## Given request
Gather, from the data below, each line in which the word "True" occurs.

====== Data excerpts ======

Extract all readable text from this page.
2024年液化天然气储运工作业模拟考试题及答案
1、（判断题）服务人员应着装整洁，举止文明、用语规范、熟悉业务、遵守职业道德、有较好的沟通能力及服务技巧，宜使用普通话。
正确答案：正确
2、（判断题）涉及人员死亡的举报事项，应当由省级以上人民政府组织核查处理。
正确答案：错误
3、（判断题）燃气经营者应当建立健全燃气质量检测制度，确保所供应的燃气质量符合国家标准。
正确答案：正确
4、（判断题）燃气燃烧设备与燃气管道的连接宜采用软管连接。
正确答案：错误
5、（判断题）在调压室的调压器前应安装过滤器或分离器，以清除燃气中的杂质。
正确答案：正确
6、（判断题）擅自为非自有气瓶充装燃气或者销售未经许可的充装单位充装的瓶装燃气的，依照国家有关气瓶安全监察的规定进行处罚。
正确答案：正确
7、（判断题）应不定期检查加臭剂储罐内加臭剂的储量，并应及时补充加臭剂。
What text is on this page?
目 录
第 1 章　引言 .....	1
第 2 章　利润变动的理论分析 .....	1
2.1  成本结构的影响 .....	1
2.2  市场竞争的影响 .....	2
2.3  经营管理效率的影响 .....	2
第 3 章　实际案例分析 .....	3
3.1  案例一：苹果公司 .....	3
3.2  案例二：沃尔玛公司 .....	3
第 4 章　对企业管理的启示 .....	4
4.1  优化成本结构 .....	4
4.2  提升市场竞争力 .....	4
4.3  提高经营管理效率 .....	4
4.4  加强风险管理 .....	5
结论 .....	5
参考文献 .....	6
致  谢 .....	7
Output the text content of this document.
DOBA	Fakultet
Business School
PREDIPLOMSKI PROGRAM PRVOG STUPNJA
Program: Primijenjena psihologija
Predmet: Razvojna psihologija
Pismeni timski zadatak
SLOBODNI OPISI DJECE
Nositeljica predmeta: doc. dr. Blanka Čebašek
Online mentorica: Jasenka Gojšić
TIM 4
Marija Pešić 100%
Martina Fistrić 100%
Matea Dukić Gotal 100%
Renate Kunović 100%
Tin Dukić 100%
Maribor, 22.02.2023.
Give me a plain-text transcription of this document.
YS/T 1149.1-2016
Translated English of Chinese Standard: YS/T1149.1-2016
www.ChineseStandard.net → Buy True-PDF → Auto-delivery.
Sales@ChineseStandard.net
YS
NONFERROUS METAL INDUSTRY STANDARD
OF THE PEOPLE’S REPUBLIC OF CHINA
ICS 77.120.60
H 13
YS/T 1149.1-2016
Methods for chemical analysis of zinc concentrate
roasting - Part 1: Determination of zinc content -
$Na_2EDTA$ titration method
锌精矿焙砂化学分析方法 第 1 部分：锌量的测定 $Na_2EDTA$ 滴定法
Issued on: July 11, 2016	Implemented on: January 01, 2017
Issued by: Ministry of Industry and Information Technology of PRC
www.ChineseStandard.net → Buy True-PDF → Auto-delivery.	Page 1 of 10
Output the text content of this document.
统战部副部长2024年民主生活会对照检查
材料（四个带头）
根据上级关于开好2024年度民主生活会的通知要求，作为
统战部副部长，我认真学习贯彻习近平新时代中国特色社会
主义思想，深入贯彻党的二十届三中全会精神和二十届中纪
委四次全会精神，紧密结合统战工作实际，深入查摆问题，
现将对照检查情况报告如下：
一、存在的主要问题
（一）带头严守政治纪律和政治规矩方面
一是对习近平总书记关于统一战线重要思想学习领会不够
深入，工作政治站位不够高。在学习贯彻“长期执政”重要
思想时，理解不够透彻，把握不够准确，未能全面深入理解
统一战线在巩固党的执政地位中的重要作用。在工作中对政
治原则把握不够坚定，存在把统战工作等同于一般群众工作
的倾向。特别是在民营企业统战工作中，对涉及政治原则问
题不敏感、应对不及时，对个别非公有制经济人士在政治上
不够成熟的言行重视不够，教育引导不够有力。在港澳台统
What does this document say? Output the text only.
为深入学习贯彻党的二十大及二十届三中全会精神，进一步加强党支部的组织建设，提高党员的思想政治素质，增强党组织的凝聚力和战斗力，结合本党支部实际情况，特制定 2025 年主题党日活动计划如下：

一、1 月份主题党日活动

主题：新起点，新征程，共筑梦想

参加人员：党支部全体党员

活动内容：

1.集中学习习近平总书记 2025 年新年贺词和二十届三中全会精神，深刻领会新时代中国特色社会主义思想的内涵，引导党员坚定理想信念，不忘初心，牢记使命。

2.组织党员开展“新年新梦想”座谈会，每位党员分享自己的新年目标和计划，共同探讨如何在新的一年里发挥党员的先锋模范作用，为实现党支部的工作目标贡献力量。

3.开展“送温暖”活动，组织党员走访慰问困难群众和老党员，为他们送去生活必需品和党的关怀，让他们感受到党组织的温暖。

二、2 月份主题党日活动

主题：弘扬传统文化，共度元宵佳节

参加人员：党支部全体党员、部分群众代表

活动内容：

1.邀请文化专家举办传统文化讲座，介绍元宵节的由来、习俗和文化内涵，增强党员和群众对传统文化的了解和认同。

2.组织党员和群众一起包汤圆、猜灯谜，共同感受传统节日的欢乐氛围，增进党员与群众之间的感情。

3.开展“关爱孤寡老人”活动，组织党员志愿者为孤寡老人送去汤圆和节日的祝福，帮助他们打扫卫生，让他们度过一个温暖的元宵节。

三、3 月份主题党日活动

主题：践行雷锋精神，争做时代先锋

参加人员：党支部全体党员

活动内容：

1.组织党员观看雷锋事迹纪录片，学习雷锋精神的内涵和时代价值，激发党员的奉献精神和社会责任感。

======

## Expected output
www.ChineseStandard.net → Buy True-PDF → Auto-delivery.
www.ChineseStandard.net → Buy True-PDF → Auto-delivery.	Page 1 of 10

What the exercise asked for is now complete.